*Stated task*.
Return all of the entries exactly as written.

*** Records for the task ***

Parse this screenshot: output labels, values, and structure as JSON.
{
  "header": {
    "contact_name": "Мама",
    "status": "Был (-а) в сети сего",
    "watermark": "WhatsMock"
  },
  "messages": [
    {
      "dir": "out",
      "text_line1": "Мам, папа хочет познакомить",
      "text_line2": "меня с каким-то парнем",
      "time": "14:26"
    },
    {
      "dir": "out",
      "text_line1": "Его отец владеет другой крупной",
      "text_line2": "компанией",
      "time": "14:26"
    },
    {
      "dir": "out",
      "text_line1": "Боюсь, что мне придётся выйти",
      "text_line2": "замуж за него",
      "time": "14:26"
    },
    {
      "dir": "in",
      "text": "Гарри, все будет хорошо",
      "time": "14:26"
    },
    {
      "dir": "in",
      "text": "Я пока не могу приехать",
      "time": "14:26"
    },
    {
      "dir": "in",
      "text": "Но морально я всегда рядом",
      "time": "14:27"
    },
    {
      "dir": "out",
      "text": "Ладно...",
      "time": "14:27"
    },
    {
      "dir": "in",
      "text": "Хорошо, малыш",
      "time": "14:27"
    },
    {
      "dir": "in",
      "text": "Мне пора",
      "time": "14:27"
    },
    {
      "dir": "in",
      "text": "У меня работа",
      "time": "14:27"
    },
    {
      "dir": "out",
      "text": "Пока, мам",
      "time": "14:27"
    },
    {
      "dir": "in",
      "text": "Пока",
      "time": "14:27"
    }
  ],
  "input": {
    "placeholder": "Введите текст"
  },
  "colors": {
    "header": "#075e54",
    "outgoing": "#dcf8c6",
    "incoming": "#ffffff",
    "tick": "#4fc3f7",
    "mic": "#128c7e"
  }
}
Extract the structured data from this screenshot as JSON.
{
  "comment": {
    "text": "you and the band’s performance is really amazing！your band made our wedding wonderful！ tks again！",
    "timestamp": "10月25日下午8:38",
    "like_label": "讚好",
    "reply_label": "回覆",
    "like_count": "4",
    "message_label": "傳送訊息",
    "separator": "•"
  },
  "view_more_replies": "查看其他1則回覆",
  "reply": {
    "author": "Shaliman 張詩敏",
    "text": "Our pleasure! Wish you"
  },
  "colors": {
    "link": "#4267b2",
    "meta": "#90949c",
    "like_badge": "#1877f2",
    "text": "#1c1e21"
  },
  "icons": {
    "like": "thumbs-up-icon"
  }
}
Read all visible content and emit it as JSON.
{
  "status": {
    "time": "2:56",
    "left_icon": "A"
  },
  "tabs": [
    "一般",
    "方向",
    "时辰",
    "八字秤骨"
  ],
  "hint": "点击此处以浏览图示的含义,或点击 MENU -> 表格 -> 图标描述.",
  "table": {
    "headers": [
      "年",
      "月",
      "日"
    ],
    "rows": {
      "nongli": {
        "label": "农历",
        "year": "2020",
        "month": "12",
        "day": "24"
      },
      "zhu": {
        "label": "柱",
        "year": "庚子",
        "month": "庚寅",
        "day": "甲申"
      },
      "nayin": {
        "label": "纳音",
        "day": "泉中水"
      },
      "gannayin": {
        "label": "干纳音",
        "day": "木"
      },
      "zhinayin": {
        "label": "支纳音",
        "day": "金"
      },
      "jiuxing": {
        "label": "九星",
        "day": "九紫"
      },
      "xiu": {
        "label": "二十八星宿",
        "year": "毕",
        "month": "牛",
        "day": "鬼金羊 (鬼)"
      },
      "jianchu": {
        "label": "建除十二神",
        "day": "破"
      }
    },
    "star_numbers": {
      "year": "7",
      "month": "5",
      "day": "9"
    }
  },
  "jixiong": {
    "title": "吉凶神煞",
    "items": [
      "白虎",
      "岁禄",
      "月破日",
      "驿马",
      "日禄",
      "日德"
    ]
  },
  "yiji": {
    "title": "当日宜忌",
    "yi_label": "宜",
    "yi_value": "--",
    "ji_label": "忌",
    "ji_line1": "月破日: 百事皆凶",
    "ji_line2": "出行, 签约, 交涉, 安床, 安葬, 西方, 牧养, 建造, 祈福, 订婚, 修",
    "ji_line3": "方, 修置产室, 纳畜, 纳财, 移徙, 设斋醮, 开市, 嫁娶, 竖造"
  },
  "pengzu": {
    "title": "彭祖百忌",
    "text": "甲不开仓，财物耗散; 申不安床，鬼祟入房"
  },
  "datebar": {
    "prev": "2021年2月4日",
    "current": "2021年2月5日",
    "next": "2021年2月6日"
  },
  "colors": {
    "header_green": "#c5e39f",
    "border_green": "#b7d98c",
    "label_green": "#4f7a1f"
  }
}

***

*Reply*.
Parse this screenshot: output labels, values, and structure as JSON.
{
  "header": {
    "contact_name": "Мама",
    "status": "Был (-а) в сети сего",
    "watermark": "WhatsMock"
  },
  "messages": [
    {
      "dir": "out",
      "text_line1": "Мам, папа хочет познакомить",
      "text_line2": "меня с каким-то парнем",
      "time": "14:26"
    },
    {
      "dir": "out",
      "text_line1": "Его отец владеет другой крупной",
      "text_line2": "компанией",
      "time": "14:26"
    },
    {
      "dir": "out",
      "text_line1": "Боюсь, что мне придётся выйти",
      "text_line2": "замуж за него",
      "time": "14:26"
    },
    {
      "dir": "in",
      "text": "Гарри, все будет хорошо",
      "time": "14:26"
    },
    {
      "dir": "in",
      "text": "Я пока не могу приехать",
      "time": "14:26"
    },
    {
      "dir": "in",
      "text": "Но морально я всегда рядом",
      "time": "14:27"
    },
    {
      "dir": "out",
      "text": "Ладно...",
      "time": "14:27"
    },
    {
      "dir": "in",
      "text": "Хорошо, малыш",
      "time": "14:27"
    },
    {
      "dir": "in",
      "text": "Мне пора",
      "time": "14:27"
    },
    {
      "dir": "in",
      "text": "У меня работа",
      "time": "14:27"
    },
    {
      "dir": "out",
      "text": "Пока, мам",
      "time": "14:27"
    },
    {
      "dir": "in",
      "text": "Пока",
      "time": "14:27"
    }
  ],
  "input": {
    "placeholder": "Введите текст"
  },
  "colors": {
    "header": "#075e54",
    "outgoing": "#dcf8c6",
    "incoming": "#ffffff",
    "tick": "#4fc3f7",
    "mic": "#128c7e"
  }
}
Extract the structured data from this screenshot as JSON.
{
  "comment": {
    "text": "you and the band’s performance is really amazing！your band made our wedding wonderful！ tks again！",
    "timestamp": "10月25日下午8:38",
    "like_label": "讚好",
    "reply_label": "回覆",
    "like_count": "4",
    "message_label": "傳送訊息",
    "separator": "•"
  },
  "view_more_replies": "查看其他1則回覆",
  "reply": {
    "author": "Shaliman 張詩敏",
    "text": "Our pleasure! Wish you"
  },
  "colors": {
    "link": "#4267b2",
    "meta": "#90949c",
    "like_badge": "#1877f2",
    "text": "#1c1e21"
  },
  "icons": {
    "like": "thumbs-up-icon"
  }
}
Read all visible content and emit it as JSON.
{
  "status": {
    "time": "2:56",
    "left_icon": "A"
  },
  "tabs": [
    "一般",
    "方向",
    "时辰",
    "八字秤骨"
  ],
  "hint": "点击此处以浏览图示的含义,或点击 MENU -> 表格 -> 图标描述.",
  "table": {
    "headers": [
      "年",
      "月",
      "日"
    ],
    "rows": {
      "nongli": {
        "label": "农历",
        "year": "2020",
        "month": "12",
        "day": "24"
      },
      "zhu": {
        "label": "柱",
        "year": "庚子",
        "month": "庚寅",
        "day": "甲申"
      },
      "nayin": {
        "label": "纳音",
        "day": "泉中水"
      },
      "gannayin": {
        "label": "干纳音",
        "day": "木"
      },
      "zhinayin": {
        "label": "支纳音",
        "day": "金"
      },
      "jiuxing": {
        "label": "九星",
        "day": "九紫"
      },
      "xiu": {
        "label": "二十八星宿",
        "year": "毕",
        "month": "牛",
        "day": "鬼金羊 (鬼)"
      },
      "jianchu": {
        "label": "建除十二神",
        "day": "破"
      }
    },
    "star_numbers": {
      "year": "7",
      "month": "5",
      "day": "9"
    }
  },
  "jixiong": {
    "title": "吉凶神煞",
    "items": [
      "白虎",
      "岁禄",
      "月破日",
      "驿马",
      "日禄",
      "日德"
    ]
  },
  "yiji": {
    "title": "当日宜忌",
    "yi_label": "宜",
    "yi_value": "--",
    "ji_label": "忌",
    "ji_line1": "月破日: 百事皆凶",
    "ji_line2": "出行, 签约, 交涉, 安床, 安葬, 西方, 牧养, 建造, 祈福, 订婚, 修",
    "ji_line3": "方, 修置产室, 纳畜, 纳财, 移徙, 设斋醮, 开市, 嫁娶, 竖造"
  },
  "pengzu": {
    "title": "彭祖百忌",
    "text": "甲不开仓，财物耗散; 申不安床，鬼祟入房"
  },
  "datebar": {
    "prev": "2021年2月4日",
    "current": "2021年2月5日",
    "next": "2021年2月6日"
  },
  "colors": {
    "header_green": "#c5e39f",
    "border_green": "#b7d98c",
    "label_green": "#4f7a1f"
  }
}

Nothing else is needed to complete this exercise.